→ **SET TASK**:
Write out all of the entries exactly, please.

* * * * *

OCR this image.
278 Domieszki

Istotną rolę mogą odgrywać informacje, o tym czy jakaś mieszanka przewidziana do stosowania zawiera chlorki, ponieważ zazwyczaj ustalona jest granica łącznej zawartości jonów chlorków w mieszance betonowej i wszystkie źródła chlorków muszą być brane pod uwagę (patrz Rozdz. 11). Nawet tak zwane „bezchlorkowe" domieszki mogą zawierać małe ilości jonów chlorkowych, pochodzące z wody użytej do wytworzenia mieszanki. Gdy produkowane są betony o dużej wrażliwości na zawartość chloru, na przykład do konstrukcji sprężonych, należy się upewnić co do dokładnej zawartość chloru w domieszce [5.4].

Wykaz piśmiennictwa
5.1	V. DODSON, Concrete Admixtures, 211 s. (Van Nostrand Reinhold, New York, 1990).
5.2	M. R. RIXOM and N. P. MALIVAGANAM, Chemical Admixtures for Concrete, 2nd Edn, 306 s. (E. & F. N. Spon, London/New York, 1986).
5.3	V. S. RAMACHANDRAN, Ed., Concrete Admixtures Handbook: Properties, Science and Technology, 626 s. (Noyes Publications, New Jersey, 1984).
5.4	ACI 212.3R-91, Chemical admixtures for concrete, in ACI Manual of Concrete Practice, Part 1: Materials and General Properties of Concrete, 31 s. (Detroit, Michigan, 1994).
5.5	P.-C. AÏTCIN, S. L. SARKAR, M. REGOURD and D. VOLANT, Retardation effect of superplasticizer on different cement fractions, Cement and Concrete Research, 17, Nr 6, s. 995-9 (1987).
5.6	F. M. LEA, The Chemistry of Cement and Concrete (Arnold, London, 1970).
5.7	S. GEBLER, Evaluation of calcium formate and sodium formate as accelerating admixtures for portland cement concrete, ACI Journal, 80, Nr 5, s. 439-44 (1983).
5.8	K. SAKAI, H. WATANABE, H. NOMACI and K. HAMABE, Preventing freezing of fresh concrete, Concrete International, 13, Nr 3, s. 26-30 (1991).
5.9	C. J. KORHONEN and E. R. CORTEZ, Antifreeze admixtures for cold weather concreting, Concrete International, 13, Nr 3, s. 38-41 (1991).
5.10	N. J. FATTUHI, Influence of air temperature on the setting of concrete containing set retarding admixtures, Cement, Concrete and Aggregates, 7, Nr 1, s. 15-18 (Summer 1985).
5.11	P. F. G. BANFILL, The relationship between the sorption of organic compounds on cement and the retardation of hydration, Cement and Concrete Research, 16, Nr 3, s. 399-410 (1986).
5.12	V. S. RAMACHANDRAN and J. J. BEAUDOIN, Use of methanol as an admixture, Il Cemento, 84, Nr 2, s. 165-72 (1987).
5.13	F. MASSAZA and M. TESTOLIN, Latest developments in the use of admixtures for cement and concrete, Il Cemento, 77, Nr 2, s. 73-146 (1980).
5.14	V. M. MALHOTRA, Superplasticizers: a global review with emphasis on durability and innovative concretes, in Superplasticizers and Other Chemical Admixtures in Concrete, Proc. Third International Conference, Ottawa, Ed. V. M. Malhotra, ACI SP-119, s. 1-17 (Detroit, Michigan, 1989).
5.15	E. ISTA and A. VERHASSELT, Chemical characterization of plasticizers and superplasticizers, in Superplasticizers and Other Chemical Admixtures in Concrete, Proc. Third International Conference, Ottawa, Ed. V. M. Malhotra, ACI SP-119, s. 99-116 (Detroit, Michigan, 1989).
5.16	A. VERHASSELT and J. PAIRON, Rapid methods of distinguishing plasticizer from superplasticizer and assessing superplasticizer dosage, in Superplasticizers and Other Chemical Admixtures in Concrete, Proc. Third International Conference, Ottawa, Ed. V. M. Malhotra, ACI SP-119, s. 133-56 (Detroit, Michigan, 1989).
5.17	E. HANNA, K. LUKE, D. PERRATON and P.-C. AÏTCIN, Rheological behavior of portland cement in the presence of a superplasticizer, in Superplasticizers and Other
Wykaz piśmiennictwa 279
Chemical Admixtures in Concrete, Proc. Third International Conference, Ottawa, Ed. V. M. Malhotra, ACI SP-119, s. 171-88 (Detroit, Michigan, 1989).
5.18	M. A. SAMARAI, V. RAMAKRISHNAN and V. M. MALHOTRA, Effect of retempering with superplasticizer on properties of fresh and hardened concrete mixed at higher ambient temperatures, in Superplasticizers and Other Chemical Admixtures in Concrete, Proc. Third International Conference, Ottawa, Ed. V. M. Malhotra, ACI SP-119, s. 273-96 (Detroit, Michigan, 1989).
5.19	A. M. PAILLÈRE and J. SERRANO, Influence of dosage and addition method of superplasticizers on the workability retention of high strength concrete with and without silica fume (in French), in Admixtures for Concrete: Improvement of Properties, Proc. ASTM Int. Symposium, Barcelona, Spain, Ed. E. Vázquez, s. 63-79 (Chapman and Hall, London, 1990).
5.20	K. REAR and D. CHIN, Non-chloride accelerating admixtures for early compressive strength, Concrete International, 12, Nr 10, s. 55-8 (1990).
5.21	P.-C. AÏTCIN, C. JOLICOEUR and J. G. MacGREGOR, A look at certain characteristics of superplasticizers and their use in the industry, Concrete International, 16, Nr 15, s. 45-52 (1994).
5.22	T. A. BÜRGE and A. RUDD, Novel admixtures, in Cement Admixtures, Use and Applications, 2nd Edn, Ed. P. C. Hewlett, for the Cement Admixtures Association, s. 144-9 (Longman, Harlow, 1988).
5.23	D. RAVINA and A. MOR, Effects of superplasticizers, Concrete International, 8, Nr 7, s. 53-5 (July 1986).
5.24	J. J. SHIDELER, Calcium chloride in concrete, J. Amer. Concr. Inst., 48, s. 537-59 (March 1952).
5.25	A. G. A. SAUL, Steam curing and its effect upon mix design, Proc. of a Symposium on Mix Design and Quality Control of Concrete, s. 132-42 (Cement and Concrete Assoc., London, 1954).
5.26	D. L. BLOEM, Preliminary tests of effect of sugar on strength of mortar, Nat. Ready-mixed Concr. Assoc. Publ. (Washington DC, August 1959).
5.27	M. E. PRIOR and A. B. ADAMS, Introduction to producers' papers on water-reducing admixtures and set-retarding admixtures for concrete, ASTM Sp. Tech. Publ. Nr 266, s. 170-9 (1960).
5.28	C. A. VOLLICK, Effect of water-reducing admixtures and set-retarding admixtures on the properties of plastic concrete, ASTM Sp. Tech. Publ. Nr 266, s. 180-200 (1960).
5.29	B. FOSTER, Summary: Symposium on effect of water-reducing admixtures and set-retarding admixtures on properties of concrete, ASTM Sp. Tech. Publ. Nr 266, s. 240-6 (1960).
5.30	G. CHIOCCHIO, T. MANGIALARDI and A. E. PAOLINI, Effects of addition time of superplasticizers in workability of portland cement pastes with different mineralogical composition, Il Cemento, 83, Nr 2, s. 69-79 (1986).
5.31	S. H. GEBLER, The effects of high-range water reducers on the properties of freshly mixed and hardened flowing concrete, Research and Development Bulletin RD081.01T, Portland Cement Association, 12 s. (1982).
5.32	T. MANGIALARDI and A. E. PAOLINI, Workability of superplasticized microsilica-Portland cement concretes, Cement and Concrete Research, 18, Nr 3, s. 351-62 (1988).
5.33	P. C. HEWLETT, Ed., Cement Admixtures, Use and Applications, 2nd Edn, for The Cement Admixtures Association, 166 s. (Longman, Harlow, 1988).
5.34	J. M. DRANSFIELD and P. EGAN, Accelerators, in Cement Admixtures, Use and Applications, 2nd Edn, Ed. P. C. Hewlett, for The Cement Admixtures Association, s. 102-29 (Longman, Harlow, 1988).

* * * * *

→ **OUTPUT FOR THIS TASK**:
OCR this image.
278 Domieszki

Istotną rolę mogą odgrywać informacje, o tym czy jakaś mieszanka przewidziana do stosowania zawiera chlorki, ponieważ zazwyczaj ustalona jest granica łącznej zawartości jonów chlorków w mieszance betonowej i wszystkie źródła chlorków muszą być brane pod uwagę (patrz Rozdz. 11). Nawet tak zwane „bezchlorkowe" domieszki mogą zawierać małe ilości jonów chlorkowych, pochodzące z wody użytej do wytworzenia mieszanki. Gdy produkowane są betony o dużej wrażliwości na zawartość chloru, na przykład do konstrukcji sprężonych, należy się upewnić co do dokładnej zawartość chloru w domieszce [5.4].

Wykaz piśmiennictwa
5.1	V. DODSON, Concrete Admixtures, 211 s. (Van Nostrand Reinhold, New York, 1990).
5.2	M. R. RIXOM and N. P. MALIVAGANAM, Chemical Admixtures for Concrete, 2nd Edn, 306 s. (E. & F. N. Spon, London/New York, 1986).
5.3	V. S. RAMACHANDRAN, Ed., Concrete Admixtures Handbook: Properties, Science and Technology, 626 s. (Noyes Publications, New Jersey, 1984).
5.4	ACI 212.3R-91, Chemical admixtures for concrete, in ACI Manual of Concrete Practice, Part 1: Materials and General Properties of Concrete, 31 s. (Detroit, Michigan, 1994).
5.5	P.-C. AÏTCIN, S. L. SARKAR, M. REGOURD and D. VOLANT, Retardation effect of superplasticizer on different cement fractions, Cement and Concrete Research, 17, Nr 6, s. 995-9 (1987).
5.6	F. M. LEA, The Chemistry of Cement and Concrete (Arnold, London, 1970).
5.7	S. GEBLER, Evaluation of calcium formate and sodium formate as accelerating admixtures for portland cement concrete, ACI Journal, 80, Nr 5, s. 439-44 (1983).
5.8	K. SAKAI, H. WATANABE, H. NOMACI and K. HAMABE, Preventing freezing of fresh concrete, Concrete International, 13, Nr 3, s. 26-30 (1991).
5.9	C. J. KORHONEN and E. R. CORTEZ, Antifreeze admixtures for cold weather concreting, Concrete International, 13, Nr 3, s. 38-41 (1991).
5.10	N. J. FATTUHI, Influence of air temperature on the setting of concrete containing set retarding admixtures, Cement, Concrete and Aggregates, 7, Nr 1, s. 15-18 (Summer 1985).
5.11	P. F. G. BANFILL, The relationship between the sorption of organic compounds on cement and the retardation of hydration, Cement and Concrete Research, 16, Nr 3, s. 399-410 (1986).
5.12	V. S. RAMACHANDRAN and J. J. BEAUDOIN, Use of methanol as an admixture, Il Cemento, 84, Nr 2, s. 165-72 (1987).
5.13	F. MASSAZA and M. TESTOLIN, Latest developments in the use of admixtures for cement and concrete, Il Cemento, 77, Nr 2, s. 73-146 (1980).
5.14	V. M. MALHOTRA, Superplasticizers: a global review with emphasis on durability and innovative concretes, in Superplasticizers and Other Chemical Admixtures in Concrete, Proc. Third International Conference, Ottawa, Ed. V. M. Malhotra, ACI SP-119, s. 1-17 (Detroit, Michigan, 1989).
5.15	E. ISTA and A. VERHASSELT, Chemical characterization of plasticizers and superplasticizers, in Superplasticizers and Other Chemical Admixtures in Concrete, Proc. Third International Conference, Ottawa, Ed. V. M. Malhotra, ACI SP-119, s. 99-116 (Detroit, Michigan, 1989).
5.16	A. VERHASSELT and J. PAIRON, Rapid methods of distinguishing plasticizer from superplasticizer and assessing superplasticizer dosage, in Superplasticizers and Other Chemical Admixtures in Concrete, Proc. Third International Conference, Ottawa, Ed. V. M. Malhotra, ACI SP-119, s. 133-56 (Detroit, Michigan, 1989).
5.17	E. HANNA, K. LUKE, D. PERRATON and P.-C. AÏTCIN, Rheological behavior of portland cement in the presence of a superplasticizer, in Superplasticizers and Other
Wykaz piśmiennictwa 279
Chemical Admixtures in Concrete, Proc. Third International Conference, Ottawa, Ed. V. M. Malhotra, ACI SP-119, s. 171-88 (Detroit, Michigan, 1989).
5.18	M. A. SAMARAI, V. RAMAKRISHNAN and V. M. MALHOTRA, Effect of retempering with superplasticizer on properties of fresh and hardened concrete mixed at higher ambient temperatures, in Superplasticizers and Other Chemical Admixtures in Concrete, Proc. Third International Conference, Ottawa, Ed. V. M. Malhotra, ACI SP-119, s. 273-96 (Detroit, Michigan, 1989).
5.19	A. M. PAILLÈRE and J. SERRANO, Influence of dosage and addition method of superplasticizers on the workability retention of high strength concrete with and without silica fume (in French), in Admixtures for Concrete: Improvement of Properties, Proc. ASTM Int. Symposium, Barcelona, Spain, Ed. E. Vázquez, s. 63-79 (Chapman and Hall, London, 1990).
5.20	K. REAR and D. CHIN, Non-chloride accelerating admixtures for early compressive strength, Concrete International, 12, Nr 10, s. 55-8 (1990).
5.21	P.-C. AÏTCIN, C. JOLICOEUR and J. G. MacGREGOR, A look at certain characteristics of superplasticizers and their use in the industry, Concrete International, 16, Nr 15, s. 45-52 (1994).
5.22	T. A. BÜRGE and A. RUDD, Novel admixtures, in Cement Admixtures, Use and Applications, 2nd Edn, Ed. P. C. Hewlett, for the Cement Admixtures Association, s. 144-9 (Longman, Harlow, 1988).
5.23	D. RAVINA and A. MOR, Effects of superplasticizers, Concrete International, 8, Nr 7, s. 53-5 (July 1986).
5.24	J. J. SHIDELER, Calcium chloride in concrete, J. Amer. Concr. Inst., 48, s. 537-59 (March 1952).
5.25	A. G. A. SAUL, Steam curing and its effect upon mix design, Proc. of a Symposium on Mix Design and Quality Control of Concrete, s. 132-42 (Cement and Concrete Assoc., London, 1954).
5.26	D. L. BLOEM, Preliminary tests of effect of sugar on strength of mortar, Nat. Ready-mixed Concr. Assoc. Publ. (Washington DC, August 1959).
5.27	M. E. PRIOR and A. B. ADAMS, Introduction to producers' papers on water-reducing admixtures and set-retarding admixtures for concrete, ASTM Sp. Tech. Publ. Nr 266, s. 170-9 (1960).
5.28	C. A. VOLLICK, Effect of water-reducing admixtures and set-retarding admixtures on the properties of plastic concrete, ASTM Sp. Tech. Publ. Nr 266, s. 180-200 (1960).
5.29	B. FOSTER, Summary: Symposium on effect of water-reducing admixtures and set-retarding admixtures on properties of concrete, ASTM Sp. Tech. Publ. Nr 266, s. 240-6 (1960).
5.30	G. CHIOCCHIO, T. MANGIALARDI and A. E. PAOLINI, Effects of addition time of superplasticizers in workability of portland cement pastes with different mineralogical composition, Il Cemento, 83, Nr 2, s. 69-79 (1986).
5.31	S. H. GEBLER, The effects of high-range water reducers on the properties of freshly mixed and hardened flowing concrete, Research and Development Bulletin RD081.01T, Portland Cement Association, 12 s. (1982).
5.32	T. MANGIALARDI and A. E. PAOLINI, Workability of superplasticized microsilica-Portland cement concretes, Cement and Concrete Research, 18, Nr 3, s. 351-62 (1988).
5.33	P. C. HEWLETT, Ed., Cement Admixtures, Use and Applications, 2nd Edn, for The Cement Admixtures Association, 166 s. (Longman, Harlow, 1988).
5.34	J. M. DRANSFIELD and P. EGAN, Accelerators, in Cement Admixtures, Use and Applications, 2nd Edn, Ed. P. C. Hewlett, for The Cement Admixtures Association, s. 102-29 (Longman, Harlow, 1988).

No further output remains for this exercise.